** Records to use **
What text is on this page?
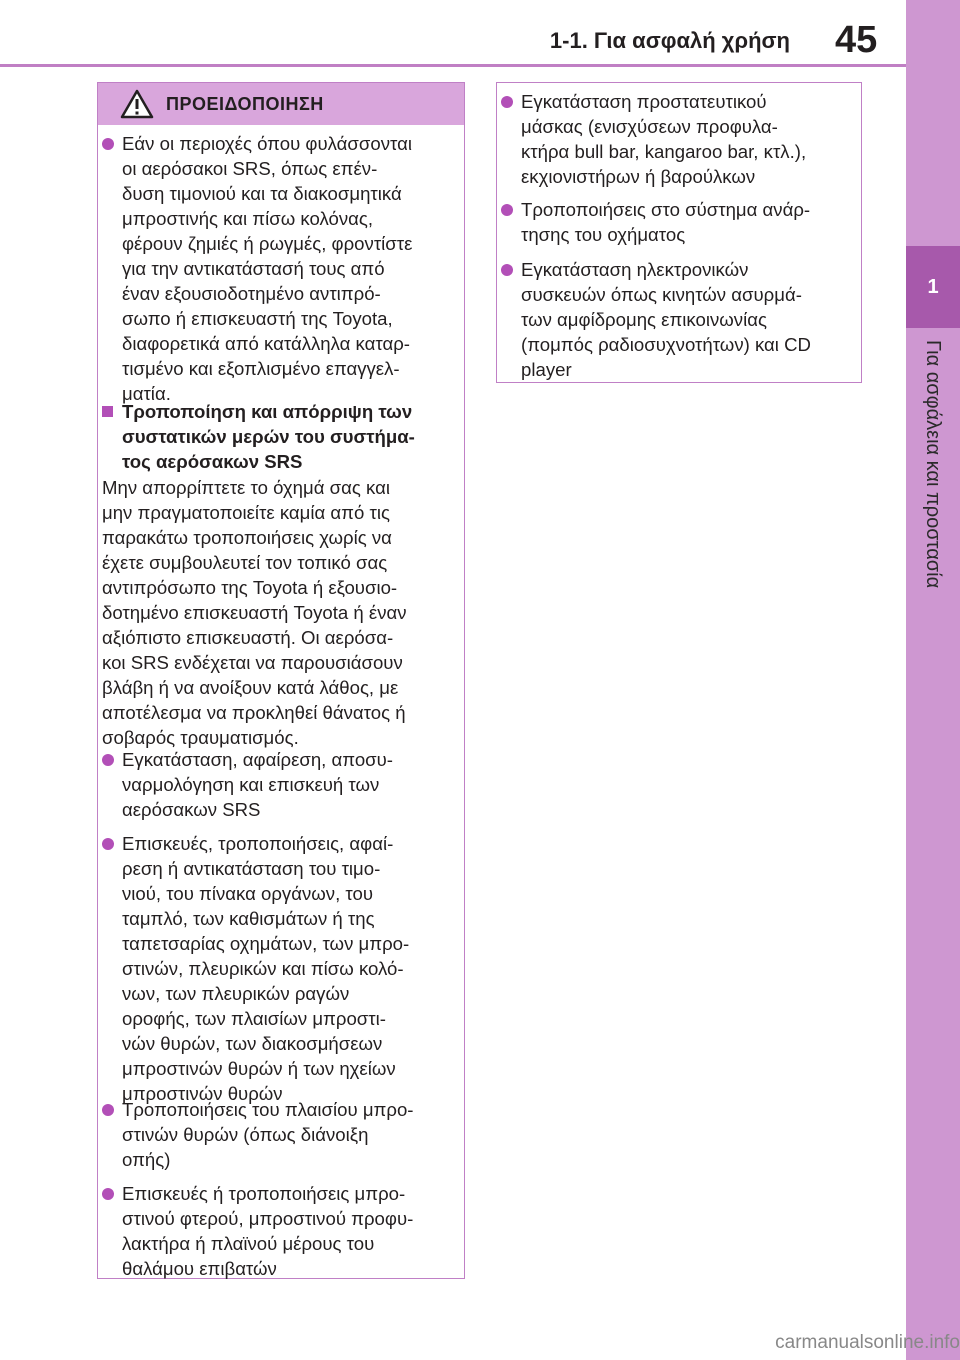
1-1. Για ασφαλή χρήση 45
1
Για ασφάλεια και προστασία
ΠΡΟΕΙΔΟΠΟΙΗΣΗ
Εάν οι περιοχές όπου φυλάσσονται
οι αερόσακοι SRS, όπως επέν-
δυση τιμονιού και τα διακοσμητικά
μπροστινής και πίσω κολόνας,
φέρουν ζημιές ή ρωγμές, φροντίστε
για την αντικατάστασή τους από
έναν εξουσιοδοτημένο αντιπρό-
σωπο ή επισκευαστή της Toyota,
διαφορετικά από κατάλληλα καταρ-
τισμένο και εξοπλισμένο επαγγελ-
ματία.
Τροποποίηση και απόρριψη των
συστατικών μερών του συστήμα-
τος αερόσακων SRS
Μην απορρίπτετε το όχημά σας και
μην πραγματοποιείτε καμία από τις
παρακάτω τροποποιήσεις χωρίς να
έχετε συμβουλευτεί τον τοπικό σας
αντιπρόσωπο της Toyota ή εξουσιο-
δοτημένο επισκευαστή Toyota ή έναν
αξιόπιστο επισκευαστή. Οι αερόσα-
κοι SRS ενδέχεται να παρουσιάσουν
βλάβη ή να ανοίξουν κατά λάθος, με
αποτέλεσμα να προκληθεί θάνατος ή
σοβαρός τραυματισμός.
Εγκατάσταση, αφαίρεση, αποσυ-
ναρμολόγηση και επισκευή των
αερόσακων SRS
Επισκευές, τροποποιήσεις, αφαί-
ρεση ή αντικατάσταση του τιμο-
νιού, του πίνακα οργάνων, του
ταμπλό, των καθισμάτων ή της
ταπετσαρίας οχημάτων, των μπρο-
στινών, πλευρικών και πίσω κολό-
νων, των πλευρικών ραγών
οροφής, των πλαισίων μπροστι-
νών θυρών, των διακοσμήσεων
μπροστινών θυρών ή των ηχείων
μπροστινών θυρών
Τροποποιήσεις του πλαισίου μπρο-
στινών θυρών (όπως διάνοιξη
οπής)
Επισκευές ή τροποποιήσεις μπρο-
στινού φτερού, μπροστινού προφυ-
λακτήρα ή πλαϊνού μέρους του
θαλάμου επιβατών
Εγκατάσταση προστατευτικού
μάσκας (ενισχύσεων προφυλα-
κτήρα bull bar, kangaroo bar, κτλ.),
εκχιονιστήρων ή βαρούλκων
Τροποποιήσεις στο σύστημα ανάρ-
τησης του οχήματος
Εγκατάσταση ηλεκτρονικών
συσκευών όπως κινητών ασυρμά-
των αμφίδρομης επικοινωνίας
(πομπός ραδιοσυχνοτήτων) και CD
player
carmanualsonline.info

** Task to complete **
Transcribe all of the records above character for character. Exclude the pictures.

** Task response **
What text is on this page?
1-1. Για ασφαλή χρήση 45
1
Για ασφάλεια και προστασία
ΠΡΟΕΙΔΟΠΟΙΗΣΗ
Εάν οι περιοχές όπου φυλάσσονται
οι αερόσακοι SRS, όπως επέν-
δυση τιμονιού και τα διακοσμητικά
μπροστινής και πίσω κολόνας,
φέρουν ζημιές ή ρωγμές, φροντίστε
για την αντικατάστασή τους από
έναν εξουσιοδοτημένο αντιπρό-
σωπο ή επισκευαστή της Toyota,
διαφορετικά από κατάλληλα καταρ-
τισμένο και εξοπλισμένο επαγγελ-
ματία.
Τροποποίηση και απόρριψη των
συστατικών μερών του συστήμα-
τος αερόσακων SRS
Μην απορρίπτετε το όχημά σας και
μην πραγματοποιείτε καμία από τις
παρακάτω τροποποιήσεις χωρίς να
έχετε συμβουλευτεί τον τοπικό σας
αντιπρόσωπο της Toyota ή εξουσιο-
δοτημένο επισκευαστή Toyota ή έναν
αξιόπιστο επισκευαστή. Οι αερόσα-
κοι SRS ενδέχεται να παρουσιάσουν
βλάβη ή να ανοίξουν κατά λάθος, με
αποτέλεσμα να προκληθεί θάνατος ή
σοβαρός τραυματισμός.
Εγκατάσταση, αφαίρεση, αποσυ-
ναρμολόγηση και επισκευή των
αερόσακων SRS
Επισκευές, τροποποιήσεις, αφαί-
ρεση ή αντικατάσταση του τιμο-
νιού, του πίνακα οργάνων, του
ταμπλό, των καθισμάτων ή της
ταπετσαρίας οχημάτων, των μπρο-
στινών, πλευρικών και πίσω κολό-
νων, των πλευρικών ραγών
οροφής, των πλαισίων μπροστι-
νών θυρών, των διακοσμήσεων
μπροστινών θυρών ή των ηχείων
μπροστινών θυρών
Τροποποιήσεις του πλαισίου μπρο-
στινών θυρών (όπως διάνοιξη
οπής)
Επισκευές ή τροποποιήσεις μπρο-
στινού φτερού, μπροστινού προφυ-
λακτήρα ή πλαϊνού μέρους του
θαλάμου επιβατών
Εγκατάσταση προστατευτικού
μάσκας (ενισχύσεων προφυλα-
κτήρα bull bar, kangaroo bar, κτλ.),
εκχιονιστήρων ή βαρούλκων
Τροποποιήσεις στο σύστημα ανάρ-
τησης του οχήματος
Εγκατάσταση ηλεκτρονικών
συσκευών όπως κινητών ασυρμά-
των αμφίδρομης επικοινωνίας
(πομπός ραδιοσυχνοτήτων) και CD
player
carmanualsonline.info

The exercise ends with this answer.